(Stored data entries)

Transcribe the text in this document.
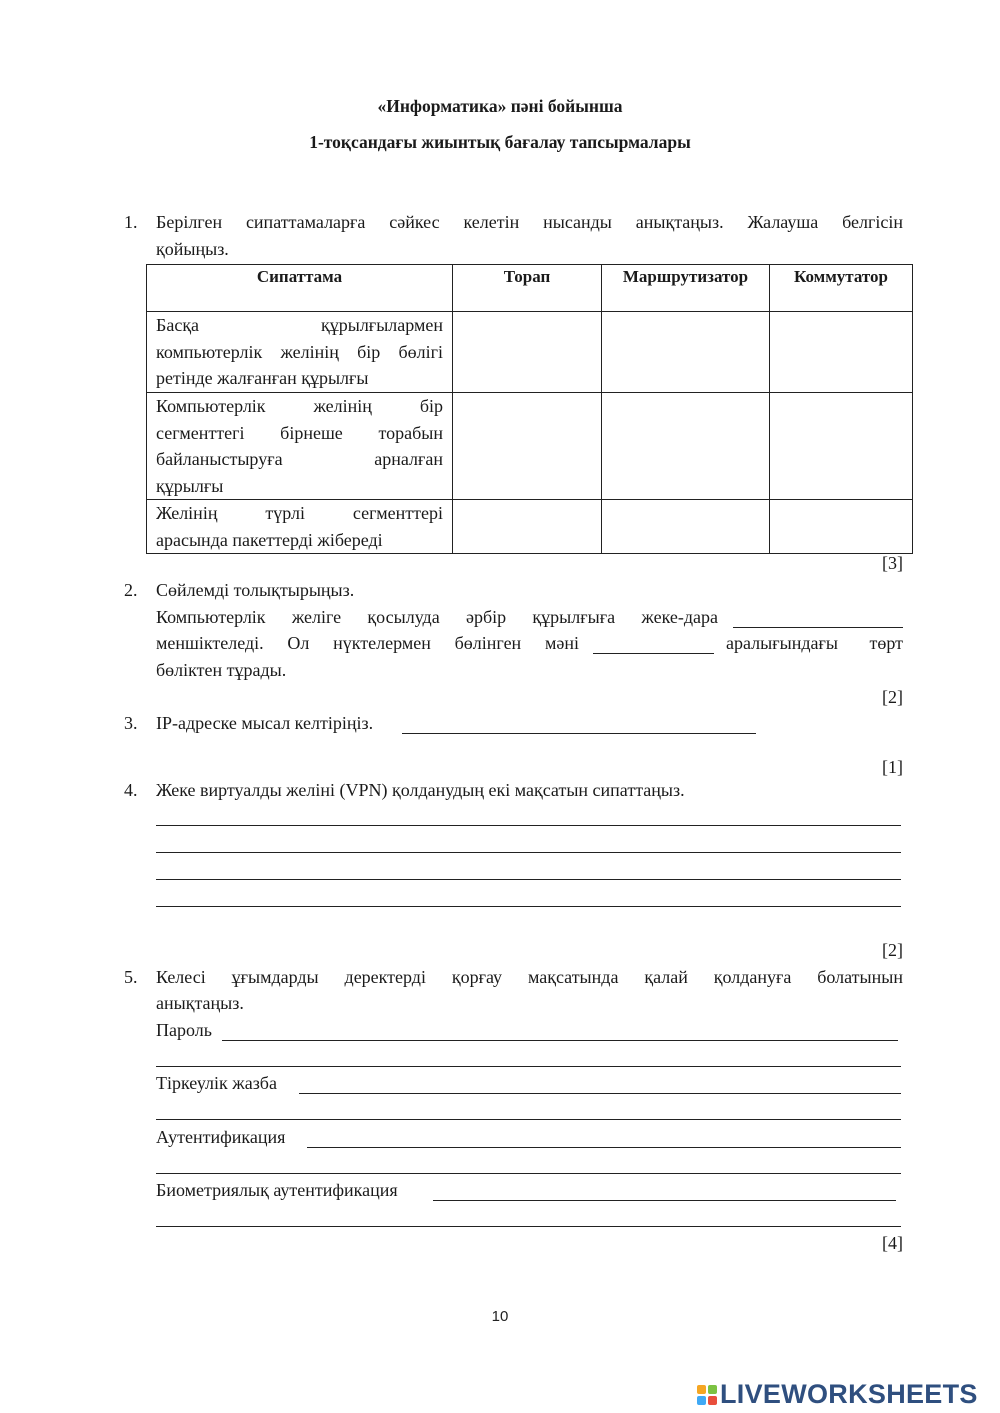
«Информатика» пәні бойынша
1-тоқсандағы жиынтық бағалау тапсырмалары
1. Берілген сипаттамаларға сәйкес келетін нысанды анықтаңыз. Жалауша белгісін
қойыңыз.
Сипаттама	Торап	Маршрутизатор	Коммутатор

Басқа құрылғылармен
компьютерлік желінің бір бөлігі
ретінде жалғанған құрылғы			

Компьютерлік желінің бір
сегменттегі бірнеше торабын
байланыстыруға арналған
құрылғы			

Желінің түрлі сегменттері
арасында пакеттерді жібереді			

[3]
2. Сөйлемді толықтырыңыз.
Компьютерлік желіге қосылуда әрбір құрылғыға жеке-дара
меншіктеледі. Ол нүктелермен бөлінген мәні	аралығындағы төрт
бөліктен тұрады.
[2]
3. IP-адреске мысал келтіріңіз.
[1]
4. Жеке виртуалды желіні (VPN) қолданудың екі мақсатын сипаттаңыз.
[2]
5. Келесі ұғымдарды деректерді қорғау мақсатында қалай қолдануға болатынын
анықтаңыз.
Пароль
Тіркеулік жазба
Аутентификация
Биометриялық аутентификация
[4]
10
LIVEWORKSHEETS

### The problem
Nothing in the entries above should change when they are printed again, except that the pictures are dropped.

### Exercise result
Transcribe the text in this document.
«Информатика» пәні бойынша
1-тоқсандағы жиынтық бағалау тапсырмалары
1. Берілген сипаттамаларға сәйкес келетін нысанды анықтаңыз. Жалауша белгісін
қойыңыз.
Сипаттама	Торап	Маршрутизатор	Коммутатор

Басқа құрылғылармен
компьютерлік желінің бір бөлігі
ретінде жалғанған құрылғы			

Компьютерлік желінің бір
сегменттегі бірнеше торабын
байланыстыруға арналған
құрылғы			

Желінің түрлі сегменттері
арасында пакеттерді жібереді			

[3]
2. Сөйлемді толықтырыңыз.
Компьютерлік желіге қосылуда әрбір құрылғыға жеке-дара
меншіктеледі. Ол нүктелермен бөлінген мәні	аралығындағы төрт
бөліктен тұрады.
[2]
3. IP-адреске мысал келтіріңіз.
[1]
4. Жеке виртуалды желіні (VPN) қолданудың екі мақсатын сипаттаңыз.
[2]
5. Келесі ұғымдарды деректерді қорғау мақсатында қалай қолдануға болатынын
анықтаңыз.
Пароль
Тіркеулік жазба
Аутентификация
Биометриялық аутентификация
[4]
10
LIVEWORKSHEETS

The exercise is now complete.